Exercise aim:
Type every record exactly as it appears.

[Stored data]

** Start **

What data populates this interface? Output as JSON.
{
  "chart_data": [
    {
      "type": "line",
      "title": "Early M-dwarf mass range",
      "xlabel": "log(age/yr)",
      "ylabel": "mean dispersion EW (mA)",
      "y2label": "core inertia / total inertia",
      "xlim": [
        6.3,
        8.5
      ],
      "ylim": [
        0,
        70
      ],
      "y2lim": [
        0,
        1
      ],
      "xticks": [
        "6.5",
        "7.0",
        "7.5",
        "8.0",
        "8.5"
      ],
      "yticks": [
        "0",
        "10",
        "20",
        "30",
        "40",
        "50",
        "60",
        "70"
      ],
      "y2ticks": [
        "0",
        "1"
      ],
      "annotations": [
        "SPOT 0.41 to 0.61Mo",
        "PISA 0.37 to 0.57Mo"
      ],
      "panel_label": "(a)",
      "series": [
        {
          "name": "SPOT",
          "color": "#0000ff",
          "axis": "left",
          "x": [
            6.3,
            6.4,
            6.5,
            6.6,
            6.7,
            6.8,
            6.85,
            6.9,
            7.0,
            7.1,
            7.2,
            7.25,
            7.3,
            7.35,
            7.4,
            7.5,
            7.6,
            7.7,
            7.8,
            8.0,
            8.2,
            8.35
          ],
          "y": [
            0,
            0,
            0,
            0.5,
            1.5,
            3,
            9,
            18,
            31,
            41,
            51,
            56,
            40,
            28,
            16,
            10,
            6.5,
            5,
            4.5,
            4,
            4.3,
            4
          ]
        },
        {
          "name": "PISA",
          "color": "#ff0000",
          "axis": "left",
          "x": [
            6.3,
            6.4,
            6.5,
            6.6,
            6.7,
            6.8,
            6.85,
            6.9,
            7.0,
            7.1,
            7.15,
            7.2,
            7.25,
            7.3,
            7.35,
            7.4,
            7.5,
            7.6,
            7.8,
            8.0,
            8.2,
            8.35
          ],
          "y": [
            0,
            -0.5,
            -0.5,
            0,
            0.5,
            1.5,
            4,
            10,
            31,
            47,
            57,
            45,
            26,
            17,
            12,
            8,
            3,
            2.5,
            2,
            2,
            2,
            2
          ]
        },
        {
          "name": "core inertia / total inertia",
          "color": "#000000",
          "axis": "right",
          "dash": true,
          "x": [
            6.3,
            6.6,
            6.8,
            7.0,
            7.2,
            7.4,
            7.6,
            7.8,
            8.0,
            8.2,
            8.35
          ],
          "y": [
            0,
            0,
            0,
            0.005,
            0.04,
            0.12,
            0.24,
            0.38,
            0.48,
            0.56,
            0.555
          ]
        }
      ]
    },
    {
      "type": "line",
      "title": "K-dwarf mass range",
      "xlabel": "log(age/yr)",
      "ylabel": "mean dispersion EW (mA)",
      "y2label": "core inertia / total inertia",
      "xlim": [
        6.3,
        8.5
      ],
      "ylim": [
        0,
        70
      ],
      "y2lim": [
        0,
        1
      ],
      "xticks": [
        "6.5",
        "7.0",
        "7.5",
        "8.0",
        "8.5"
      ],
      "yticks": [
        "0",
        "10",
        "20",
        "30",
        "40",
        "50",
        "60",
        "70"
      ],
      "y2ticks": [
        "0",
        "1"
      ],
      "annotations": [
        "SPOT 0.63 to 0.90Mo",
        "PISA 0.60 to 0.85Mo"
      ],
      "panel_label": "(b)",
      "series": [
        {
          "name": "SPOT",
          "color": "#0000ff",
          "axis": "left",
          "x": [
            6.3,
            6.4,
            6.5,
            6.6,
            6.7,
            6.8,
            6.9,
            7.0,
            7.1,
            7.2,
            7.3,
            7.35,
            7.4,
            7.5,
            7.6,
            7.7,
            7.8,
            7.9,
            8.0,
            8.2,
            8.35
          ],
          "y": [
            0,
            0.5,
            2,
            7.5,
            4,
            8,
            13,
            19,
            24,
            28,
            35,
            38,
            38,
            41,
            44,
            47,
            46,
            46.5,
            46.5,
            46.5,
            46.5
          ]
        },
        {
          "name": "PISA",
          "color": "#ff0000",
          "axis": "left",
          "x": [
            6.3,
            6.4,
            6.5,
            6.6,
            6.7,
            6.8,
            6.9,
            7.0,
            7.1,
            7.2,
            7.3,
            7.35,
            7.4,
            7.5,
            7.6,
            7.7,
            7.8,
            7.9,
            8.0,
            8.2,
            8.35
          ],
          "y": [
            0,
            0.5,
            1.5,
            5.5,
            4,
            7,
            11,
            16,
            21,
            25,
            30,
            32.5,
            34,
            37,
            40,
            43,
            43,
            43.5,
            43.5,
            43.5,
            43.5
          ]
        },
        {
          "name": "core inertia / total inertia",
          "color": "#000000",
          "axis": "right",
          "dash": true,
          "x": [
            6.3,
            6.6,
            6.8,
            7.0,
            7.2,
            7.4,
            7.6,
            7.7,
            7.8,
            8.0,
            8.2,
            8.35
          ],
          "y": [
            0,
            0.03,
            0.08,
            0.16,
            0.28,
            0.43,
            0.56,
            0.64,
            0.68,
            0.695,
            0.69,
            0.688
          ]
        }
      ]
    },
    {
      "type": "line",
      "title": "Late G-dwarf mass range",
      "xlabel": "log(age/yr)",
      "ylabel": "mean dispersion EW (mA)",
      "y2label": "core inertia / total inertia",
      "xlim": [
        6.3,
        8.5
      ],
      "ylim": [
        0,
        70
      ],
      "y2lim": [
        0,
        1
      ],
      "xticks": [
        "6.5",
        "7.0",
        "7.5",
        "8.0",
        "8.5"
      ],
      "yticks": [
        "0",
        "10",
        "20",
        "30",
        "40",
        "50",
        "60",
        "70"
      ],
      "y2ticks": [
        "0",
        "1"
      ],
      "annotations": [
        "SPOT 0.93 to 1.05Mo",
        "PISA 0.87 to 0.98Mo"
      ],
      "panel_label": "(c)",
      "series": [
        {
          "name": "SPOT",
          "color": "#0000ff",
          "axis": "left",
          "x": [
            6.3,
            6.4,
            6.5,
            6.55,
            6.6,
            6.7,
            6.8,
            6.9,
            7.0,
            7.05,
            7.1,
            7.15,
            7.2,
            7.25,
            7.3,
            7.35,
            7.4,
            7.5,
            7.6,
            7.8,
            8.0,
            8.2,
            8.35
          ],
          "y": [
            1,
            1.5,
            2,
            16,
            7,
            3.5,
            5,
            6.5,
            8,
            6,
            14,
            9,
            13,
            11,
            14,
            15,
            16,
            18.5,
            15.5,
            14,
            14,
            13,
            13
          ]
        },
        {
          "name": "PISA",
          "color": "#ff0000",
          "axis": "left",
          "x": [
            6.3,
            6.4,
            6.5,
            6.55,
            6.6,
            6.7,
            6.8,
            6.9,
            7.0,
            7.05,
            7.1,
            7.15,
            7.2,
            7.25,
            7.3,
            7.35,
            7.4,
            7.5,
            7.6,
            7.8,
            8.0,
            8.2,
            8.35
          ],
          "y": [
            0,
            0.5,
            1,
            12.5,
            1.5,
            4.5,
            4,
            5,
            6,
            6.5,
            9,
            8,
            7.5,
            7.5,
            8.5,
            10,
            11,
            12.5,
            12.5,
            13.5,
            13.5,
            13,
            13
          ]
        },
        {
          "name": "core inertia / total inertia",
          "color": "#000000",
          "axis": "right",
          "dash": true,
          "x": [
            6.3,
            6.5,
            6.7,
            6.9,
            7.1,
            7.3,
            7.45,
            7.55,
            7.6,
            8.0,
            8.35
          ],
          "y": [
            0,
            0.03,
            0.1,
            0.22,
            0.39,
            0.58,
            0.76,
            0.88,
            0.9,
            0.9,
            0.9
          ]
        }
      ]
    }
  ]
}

** End **

Exercise answer:
What data populates this interface? Output as JSON.
{
  "chart_data": [
    {
      "type": "line",
      "title": "Early M-dwarf mass range",
      "xlabel": "log(age/yr)",
      "ylabel": "mean dispersion EW (mA)",
      "y2label": "core inertia / total inertia",
      "xlim": [
        6.3,
        8.5
      ],
      "ylim": [
        0,
        70
      ],
      "y2lim": [
        0,
        1
      ],
      "xticks": [
        "6.5",
        "7.0",
        "7.5",
        "8.0",
        "8.5"
      ],
      "yticks": [
        "0",
        "10",
        "20",
        "30",
        "40",
        "50",
        "60",
        "70"
      ],
      "y2ticks": [
        "0",
        "1"
      ],
      "annotations": [
        "SPOT 0.41 to 0.61Mo",
        "PISA 0.37 to 0.57Mo"
      ],
      "panel_label": "(a)",
      "series": [
        {
          "name": "SPOT",
          "color": "#0000ff",
          "axis": "left",
          "x": [
            6.3,
            6.4,
            6.5,
            6.6,
            6.7,
            6.8,
            6.85,
            6.9,
            7.0,
            7.1,
            7.2,
            7.25,
            7.3,
            7.35,
            7.4,
            7.5,
            7.6,
            7.7,
            7.8,
            8.0,
            8.2,
            8.35
          ],
          "y": [
            0,
            0,
            0,
            0.5,
            1.5,
            3,
            9,
            18,
            31,
            41,
            51,
            56,
            40,
            28,
            16,
            10,
            6.5,
            5,
            4.5,
            4,
            4.3,
            4
          ]
        },
        {
          "name": "PISA",
          "color": "#ff0000",
          "axis": "left",
          "x": [
            6.3,
            6.4,
            6.5,
            6.6,
            6.7,
            6.8,
            6.85,
            6.9,
            7.0,
            7.1,
            7.15,
            7.2,
            7.25,
            7.3,
            7.35,
            7.4,
            7.5,
            7.6,
            7.8,
            8.0,
            8.2,
            8.35
          ],
          "y": [
            0,
            -0.5,
            -0.5,
            0,
            0.5,
            1.5,
            4,
            10,
            31,
            47,
            57,
            45,
            26,
            17,
            12,
            8,
            3,
            2.5,
            2,
            2,
            2,
            2
          ]
        },
        {
          "name": "core inertia / total inertia",
          "color": "#000000",
          "axis": "right",
          "dash": true,
          "x": [
            6.3,
            6.6,
            6.8,
            7.0,
            7.2,
            7.4,
            7.6,
            7.8,
            8.0,
            8.2,
            8.35
          ],
          "y": [
            0,
            0,
            0,
            0.005,
            0.04,
            0.12,
            0.24,
            0.38,
            0.48,
            0.56,
            0.555
          ]
        }
      ]
    },
    {
      "type": "line",
      "title": "K-dwarf mass range",
      "xlabel": "log(age/yr)",
      "ylabel": "mean dispersion EW (mA)",
      "y2label": "core inertia / total inertia",
      "xlim": [
        6.3,
        8.5
      ],
      "ylim": [
        0,
        70
      ],
      "y2lim": [
        0,
        1
      ],
      "xticks": [
        "6.5",
        "7.0",
        "7.5",
        "8.0",
        "8.5"
      ],
      "yticks": [
        "0",
        "10",
        "20",
        "30",
        "40",
        "50",
        "60",
        "70"
      ],
      "y2ticks": [
        "0",
        "1"
      ],
      "annotations": [
        "SPOT 0.63 to 0.90Mo",
        "PISA 0.60 to 0.85Mo"
      ],
      "panel_label": "(b)",
      "series": [
        {
          "name": "SPOT",
          "color": "#0000ff",
          "axis": "left",
          "x": [
            6.3,
            6.4,
            6.5,
            6.6,
            6.7,
            6.8,
            6.9,
            7.0,
            7.1,
            7.2,
            7.3,
            7.35,
            7.4,
            7.5,
            7.6,
            7.7,
            7.8,
            7.9,
            8.0,
            8.2,
            8.35
          ],
          "y": [
            0,
            0.5,
            2,
            7.5,
            4,
            8,
            13,
            19,
            24,
            28,
            35,
            38,
            38,
            41,
            44,
            47,
            46,
            46.5,
            46.5,
            46.5,
            46.5
          ]
        },
        {
          "name": "PISA",
          "color": "#ff0000",
          "axis": "left",
          "x": [
            6.3,
            6.4,
            6.5,
            6.6,
            6.7,
            6.8,
            6.9,
            7.0,
            7.1,
            7.2,
            7.3,
            7.35,
            7.4,
            7.5,
            7.6,
            7.7,
            7.8,
            7.9,
            8.0,
            8.2,
            8.35
          ],
          "y": [
            0,
            0.5,
            1.5,
            5.5,
            4,
            7,
            11,
            16,
            21,
            25,
            30,
            32.5,
            34,
            37,
            40,
            43,
            43,
            43.5,
            43.5,
            43.5,
            43.5
          ]
        },
        {
          "name": "core inertia / total inertia",
          "color": "#000000",
          "axis": "right",
          "dash": true,
          "x": [
            6.3,
            6.6,
            6.8,
            7.0,
            7.2,
            7.4,
            7.6,
            7.7,
            7.8,
            8.0,
            8.2,
            8.35
          ],
          "y": [
            0,
            0.03,
            0.08,
            0.16,
            0.28,
            0.43,
            0.56,
            0.64,
            0.68,
            0.695,
            0.69,
            0.688
          ]
        }
      ]
    },
    {
      "type": "line",
      "title": "Late G-dwarf mass range",
      "xlabel": "log(age/yr)",
      "ylabel": "mean dispersion EW (mA)",
      "y2label": "core inertia / total inertia",
      "xlim": [
        6.3,
        8.5
      ],
      "ylim": [
        0,
        70
      ],
      "y2lim": [
        0,
        1
      ],
      "xticks": [
        "6.5",
        "7.0",
        "7.5",
        "8.0",
        "8.5"
      ],
      "yticks": [
        "0",
        "10",
        "20",
        "30",
        "40",
        "50",
        "60",
        "70"
      ],
      "y2ticks": [
        "0",
        "1"
      ],
      "annotations": [
        "SPOT 0.93 to 1.05Mo",
        "PISA 0.87 to 0.98Mo"
      ],
      "panel_label": "(c)",
      "series": [
        {
          "name": "SPOT",
          "color": "#0000ff",
          "axis": "left",
          "x": [
            6.3,
            6.4,
            6.5,
            6.55,
            6.6,
            6.7,
            6.8,
            6.9,
            7.0,
            7.05,
            7.1,
            7.15,
            7.2,
            7.25,
            7.3,
            7.35,
            7.4,
            7.5,
            7.6,
            7.8,
            8.0,
            8.2,
            8.35
          ],
          "y": [
            1,
            1.5,
            2,
            16,
            7,
            3.5,
            5,
            6.5,
            8,
            6,
            14,
            9,
            13,
            11,
            14,
            15,
            16,
            18.5,
            15.5,
            14,
            14,
            13,
            13
          ]
        },
        {
          "name": "PISA",
          "color": "#ff0000",
          "axis": "left",
          "x": [
            6.3,
            6.4,
            6.5,
            6.55,
            6.6,
            6.7,
            6.8,
            6.9,
            7.0,
            7.05,
            7.1,
            7.15,
            7.2,
            7.25,
            7.3,
            7.35,
            7.4,
            7.5,
            7.6,
            7.8,
            8.0,
            8.2,
            8.35
          ],
          "y": [
            0,
            0.5,
            1,
            12.5,
            1.5,
            4.5,
            4,
            5,
            6,
            6.5,
            9,
            8,
            7.5,
            7.5,
            8.5,
            10,
            11,
            12.5,
            12.5,
            13.5,
            13.5,
            13,
            13
          ]
        },
        {
          "name": "core inertia / total inertia",
          "color": "#000000",
          "axis": "right",
          "dash": true,
          "x": [
            6.3,
            6.5,
            6.7,
            6.9,
            7.1,
            7.3,
            7.45,
            7.55,
            7.6,
            8.0,
            8.35
          ],
          "y": [
            0,
            0.03,
            0.1,
            0.22,
            0.39,
            0.58,
            0.76,
            0.88,
            0.9,
            0.9,
            0.9
          ]
        }
      ]
    }
  ]
}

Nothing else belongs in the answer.